Exercise prompt =
Count how many lines include "lieben" and answer with that number only.

(Rows from a dataset)
_____
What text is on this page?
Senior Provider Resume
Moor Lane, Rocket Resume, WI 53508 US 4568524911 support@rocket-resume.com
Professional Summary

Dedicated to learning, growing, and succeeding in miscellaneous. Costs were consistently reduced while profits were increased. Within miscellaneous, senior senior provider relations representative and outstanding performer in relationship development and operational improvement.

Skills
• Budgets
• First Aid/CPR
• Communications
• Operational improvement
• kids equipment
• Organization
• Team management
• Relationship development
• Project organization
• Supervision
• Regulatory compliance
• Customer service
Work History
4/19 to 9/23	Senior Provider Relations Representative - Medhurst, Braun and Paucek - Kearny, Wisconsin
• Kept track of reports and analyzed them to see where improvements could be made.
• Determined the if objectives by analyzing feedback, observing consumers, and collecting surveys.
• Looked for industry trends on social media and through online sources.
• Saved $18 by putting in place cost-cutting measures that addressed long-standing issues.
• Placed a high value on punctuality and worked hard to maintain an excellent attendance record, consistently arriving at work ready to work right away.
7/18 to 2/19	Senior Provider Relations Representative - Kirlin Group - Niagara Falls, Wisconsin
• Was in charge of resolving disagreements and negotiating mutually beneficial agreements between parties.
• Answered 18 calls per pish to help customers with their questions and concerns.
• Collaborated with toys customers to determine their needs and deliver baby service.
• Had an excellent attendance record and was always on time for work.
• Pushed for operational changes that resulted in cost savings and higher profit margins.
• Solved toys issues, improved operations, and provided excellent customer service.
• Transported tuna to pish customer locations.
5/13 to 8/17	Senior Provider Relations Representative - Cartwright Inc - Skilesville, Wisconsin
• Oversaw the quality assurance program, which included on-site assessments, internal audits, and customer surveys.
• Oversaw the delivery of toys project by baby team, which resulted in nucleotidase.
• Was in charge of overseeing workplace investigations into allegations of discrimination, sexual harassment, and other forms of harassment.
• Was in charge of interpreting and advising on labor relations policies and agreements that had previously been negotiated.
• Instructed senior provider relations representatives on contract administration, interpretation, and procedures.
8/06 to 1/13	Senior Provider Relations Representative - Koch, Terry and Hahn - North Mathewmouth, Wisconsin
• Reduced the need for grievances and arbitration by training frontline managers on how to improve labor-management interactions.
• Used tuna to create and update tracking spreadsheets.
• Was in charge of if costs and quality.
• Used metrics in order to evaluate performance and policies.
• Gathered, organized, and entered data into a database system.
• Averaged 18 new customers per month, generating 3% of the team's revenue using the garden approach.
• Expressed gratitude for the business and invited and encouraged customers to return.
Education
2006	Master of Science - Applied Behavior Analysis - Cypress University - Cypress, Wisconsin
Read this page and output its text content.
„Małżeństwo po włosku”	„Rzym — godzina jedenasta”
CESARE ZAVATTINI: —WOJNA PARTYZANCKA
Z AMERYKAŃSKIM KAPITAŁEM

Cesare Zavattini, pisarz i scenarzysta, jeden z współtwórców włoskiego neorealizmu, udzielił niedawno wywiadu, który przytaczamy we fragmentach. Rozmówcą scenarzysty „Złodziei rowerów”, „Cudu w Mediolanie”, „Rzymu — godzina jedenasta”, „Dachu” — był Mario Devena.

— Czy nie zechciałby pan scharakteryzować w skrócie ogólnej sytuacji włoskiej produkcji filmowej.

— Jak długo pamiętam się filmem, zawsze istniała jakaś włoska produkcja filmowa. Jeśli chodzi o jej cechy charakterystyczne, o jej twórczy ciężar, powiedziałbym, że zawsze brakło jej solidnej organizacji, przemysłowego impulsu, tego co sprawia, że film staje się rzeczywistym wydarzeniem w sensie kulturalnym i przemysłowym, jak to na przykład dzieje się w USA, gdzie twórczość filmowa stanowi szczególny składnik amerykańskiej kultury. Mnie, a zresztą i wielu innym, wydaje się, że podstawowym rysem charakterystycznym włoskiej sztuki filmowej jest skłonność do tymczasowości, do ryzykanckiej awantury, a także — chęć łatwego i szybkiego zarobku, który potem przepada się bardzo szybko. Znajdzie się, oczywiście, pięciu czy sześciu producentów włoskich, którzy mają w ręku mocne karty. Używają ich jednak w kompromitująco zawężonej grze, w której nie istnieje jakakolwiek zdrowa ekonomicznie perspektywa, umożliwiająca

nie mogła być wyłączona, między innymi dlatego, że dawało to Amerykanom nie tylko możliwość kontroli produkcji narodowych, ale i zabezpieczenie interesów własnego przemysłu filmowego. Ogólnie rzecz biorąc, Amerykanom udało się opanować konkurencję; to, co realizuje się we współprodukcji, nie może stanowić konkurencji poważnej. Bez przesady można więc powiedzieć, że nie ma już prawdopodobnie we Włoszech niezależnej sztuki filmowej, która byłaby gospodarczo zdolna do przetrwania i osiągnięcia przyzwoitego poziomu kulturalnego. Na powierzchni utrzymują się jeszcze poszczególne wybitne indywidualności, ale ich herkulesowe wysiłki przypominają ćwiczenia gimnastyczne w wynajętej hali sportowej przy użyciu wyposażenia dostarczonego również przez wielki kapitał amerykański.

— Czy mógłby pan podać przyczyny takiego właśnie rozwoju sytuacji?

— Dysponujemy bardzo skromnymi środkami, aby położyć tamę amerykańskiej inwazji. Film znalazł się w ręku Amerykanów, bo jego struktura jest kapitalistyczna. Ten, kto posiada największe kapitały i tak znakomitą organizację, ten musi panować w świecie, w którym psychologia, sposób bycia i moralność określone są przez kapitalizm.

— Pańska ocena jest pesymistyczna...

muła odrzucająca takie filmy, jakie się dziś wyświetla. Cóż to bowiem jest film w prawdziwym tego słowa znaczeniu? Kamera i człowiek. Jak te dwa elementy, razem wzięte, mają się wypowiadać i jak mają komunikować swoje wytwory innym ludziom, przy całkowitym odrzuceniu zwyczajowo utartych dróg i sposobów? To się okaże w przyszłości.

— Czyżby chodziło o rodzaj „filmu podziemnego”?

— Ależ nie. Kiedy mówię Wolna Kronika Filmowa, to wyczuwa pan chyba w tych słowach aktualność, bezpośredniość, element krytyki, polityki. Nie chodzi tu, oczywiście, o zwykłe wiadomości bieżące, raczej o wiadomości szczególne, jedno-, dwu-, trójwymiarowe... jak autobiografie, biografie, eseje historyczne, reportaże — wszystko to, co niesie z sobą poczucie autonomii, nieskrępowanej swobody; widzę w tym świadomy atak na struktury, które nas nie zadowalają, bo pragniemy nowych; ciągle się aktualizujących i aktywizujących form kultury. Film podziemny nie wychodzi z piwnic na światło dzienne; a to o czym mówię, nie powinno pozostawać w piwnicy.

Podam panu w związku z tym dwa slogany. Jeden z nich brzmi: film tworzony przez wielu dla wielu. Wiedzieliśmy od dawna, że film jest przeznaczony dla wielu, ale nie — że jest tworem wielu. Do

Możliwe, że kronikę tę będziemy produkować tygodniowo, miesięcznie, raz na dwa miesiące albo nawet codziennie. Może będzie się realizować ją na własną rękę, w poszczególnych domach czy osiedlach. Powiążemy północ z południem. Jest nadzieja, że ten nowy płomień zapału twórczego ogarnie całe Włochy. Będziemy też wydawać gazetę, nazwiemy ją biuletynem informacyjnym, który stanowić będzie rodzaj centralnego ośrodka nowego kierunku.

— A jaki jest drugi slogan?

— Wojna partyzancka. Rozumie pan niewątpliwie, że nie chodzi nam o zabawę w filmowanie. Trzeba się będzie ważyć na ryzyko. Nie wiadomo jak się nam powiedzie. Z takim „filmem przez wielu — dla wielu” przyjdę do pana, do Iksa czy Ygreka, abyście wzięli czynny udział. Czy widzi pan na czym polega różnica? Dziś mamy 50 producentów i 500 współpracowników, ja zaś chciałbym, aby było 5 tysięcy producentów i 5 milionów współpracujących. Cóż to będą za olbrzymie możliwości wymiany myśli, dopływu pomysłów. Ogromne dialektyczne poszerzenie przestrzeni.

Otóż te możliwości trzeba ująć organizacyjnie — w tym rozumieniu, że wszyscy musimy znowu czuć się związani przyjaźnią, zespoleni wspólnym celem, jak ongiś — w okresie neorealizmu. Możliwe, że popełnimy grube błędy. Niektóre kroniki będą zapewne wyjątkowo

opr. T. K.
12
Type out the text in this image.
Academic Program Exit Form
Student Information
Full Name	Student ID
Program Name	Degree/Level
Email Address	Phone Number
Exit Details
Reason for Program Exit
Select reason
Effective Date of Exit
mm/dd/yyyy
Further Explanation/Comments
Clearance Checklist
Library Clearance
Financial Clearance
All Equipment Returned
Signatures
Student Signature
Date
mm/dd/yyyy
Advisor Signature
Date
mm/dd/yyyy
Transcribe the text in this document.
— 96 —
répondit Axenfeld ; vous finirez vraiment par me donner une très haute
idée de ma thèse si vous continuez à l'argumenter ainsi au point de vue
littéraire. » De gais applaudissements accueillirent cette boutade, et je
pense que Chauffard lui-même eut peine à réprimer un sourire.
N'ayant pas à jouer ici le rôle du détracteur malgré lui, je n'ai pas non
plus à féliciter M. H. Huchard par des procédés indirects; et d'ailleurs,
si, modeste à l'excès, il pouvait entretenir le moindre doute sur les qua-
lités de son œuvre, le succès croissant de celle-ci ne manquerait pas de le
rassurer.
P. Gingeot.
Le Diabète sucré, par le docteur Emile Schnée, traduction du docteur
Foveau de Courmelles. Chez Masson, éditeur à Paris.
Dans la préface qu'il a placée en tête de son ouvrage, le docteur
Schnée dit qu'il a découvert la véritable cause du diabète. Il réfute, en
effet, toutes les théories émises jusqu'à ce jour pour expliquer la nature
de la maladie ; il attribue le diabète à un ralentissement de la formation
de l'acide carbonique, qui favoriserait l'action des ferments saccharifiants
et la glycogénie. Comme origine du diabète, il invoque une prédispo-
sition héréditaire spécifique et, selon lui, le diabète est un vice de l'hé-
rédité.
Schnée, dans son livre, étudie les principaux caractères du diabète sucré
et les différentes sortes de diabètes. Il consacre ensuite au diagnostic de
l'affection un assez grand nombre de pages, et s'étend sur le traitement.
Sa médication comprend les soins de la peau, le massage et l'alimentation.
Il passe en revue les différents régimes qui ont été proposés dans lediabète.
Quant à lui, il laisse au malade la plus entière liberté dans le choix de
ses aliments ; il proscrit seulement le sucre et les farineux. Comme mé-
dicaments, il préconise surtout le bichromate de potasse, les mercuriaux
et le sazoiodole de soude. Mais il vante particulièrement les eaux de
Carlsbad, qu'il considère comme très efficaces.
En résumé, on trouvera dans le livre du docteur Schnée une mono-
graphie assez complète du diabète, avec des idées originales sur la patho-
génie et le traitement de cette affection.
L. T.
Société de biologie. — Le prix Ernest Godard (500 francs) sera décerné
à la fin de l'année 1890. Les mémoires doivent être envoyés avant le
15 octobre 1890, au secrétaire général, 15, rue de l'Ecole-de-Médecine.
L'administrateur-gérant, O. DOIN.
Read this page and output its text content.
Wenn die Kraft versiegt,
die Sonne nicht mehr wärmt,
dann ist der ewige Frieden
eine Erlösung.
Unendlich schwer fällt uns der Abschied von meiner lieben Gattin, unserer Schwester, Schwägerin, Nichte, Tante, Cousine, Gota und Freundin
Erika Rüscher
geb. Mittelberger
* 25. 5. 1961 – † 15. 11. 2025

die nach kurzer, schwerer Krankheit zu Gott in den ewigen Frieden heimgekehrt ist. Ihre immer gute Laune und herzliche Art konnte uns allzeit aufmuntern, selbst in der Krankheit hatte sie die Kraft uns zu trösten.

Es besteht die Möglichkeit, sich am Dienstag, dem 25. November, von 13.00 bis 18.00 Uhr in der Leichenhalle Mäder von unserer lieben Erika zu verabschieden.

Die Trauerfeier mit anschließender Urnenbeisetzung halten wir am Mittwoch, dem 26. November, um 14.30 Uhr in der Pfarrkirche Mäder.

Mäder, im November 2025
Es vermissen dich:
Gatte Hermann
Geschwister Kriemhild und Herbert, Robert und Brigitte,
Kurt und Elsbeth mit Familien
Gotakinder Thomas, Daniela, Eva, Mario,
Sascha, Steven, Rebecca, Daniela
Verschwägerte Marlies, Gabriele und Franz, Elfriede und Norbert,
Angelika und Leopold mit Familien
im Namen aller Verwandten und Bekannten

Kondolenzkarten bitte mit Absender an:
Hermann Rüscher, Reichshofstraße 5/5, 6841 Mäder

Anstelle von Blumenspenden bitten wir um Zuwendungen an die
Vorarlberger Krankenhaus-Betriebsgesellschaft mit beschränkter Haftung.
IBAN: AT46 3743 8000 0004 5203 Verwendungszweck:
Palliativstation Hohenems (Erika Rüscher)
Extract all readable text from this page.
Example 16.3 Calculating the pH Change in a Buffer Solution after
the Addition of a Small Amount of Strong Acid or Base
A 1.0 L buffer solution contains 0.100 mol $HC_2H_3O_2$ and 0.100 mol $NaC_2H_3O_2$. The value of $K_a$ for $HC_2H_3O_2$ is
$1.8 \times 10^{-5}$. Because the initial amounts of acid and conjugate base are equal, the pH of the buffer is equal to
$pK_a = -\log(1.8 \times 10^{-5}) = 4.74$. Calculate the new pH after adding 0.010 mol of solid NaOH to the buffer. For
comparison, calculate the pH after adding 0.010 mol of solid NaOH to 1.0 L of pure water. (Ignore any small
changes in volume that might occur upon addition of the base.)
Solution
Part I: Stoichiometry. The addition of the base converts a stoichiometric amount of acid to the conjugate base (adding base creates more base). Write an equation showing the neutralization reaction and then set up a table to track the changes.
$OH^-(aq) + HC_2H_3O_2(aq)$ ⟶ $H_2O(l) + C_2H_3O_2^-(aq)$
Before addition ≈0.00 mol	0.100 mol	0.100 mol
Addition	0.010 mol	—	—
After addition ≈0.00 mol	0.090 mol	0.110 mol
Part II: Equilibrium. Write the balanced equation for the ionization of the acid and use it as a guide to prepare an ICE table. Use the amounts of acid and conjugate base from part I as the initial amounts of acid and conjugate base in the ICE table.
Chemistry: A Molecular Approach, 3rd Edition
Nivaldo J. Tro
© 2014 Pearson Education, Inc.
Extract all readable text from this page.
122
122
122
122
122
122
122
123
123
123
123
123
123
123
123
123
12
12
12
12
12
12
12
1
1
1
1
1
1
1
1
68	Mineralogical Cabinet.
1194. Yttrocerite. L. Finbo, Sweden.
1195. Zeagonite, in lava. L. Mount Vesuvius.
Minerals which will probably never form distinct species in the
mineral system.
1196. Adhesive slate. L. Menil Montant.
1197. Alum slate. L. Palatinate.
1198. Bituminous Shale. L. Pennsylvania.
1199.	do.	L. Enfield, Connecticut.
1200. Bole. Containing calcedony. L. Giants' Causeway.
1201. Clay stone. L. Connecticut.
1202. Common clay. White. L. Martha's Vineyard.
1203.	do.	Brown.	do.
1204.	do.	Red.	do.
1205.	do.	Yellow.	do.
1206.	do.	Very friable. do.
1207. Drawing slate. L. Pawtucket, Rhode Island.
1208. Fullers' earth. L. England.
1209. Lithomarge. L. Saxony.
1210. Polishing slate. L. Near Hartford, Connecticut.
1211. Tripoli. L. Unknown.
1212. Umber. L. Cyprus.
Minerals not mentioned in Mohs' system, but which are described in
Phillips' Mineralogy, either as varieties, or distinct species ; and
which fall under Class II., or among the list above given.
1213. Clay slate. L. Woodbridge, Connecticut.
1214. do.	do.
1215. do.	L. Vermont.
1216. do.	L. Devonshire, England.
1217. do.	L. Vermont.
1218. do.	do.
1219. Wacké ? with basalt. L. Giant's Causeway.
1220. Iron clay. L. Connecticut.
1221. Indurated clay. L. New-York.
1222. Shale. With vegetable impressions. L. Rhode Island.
_____
Worked solution =
2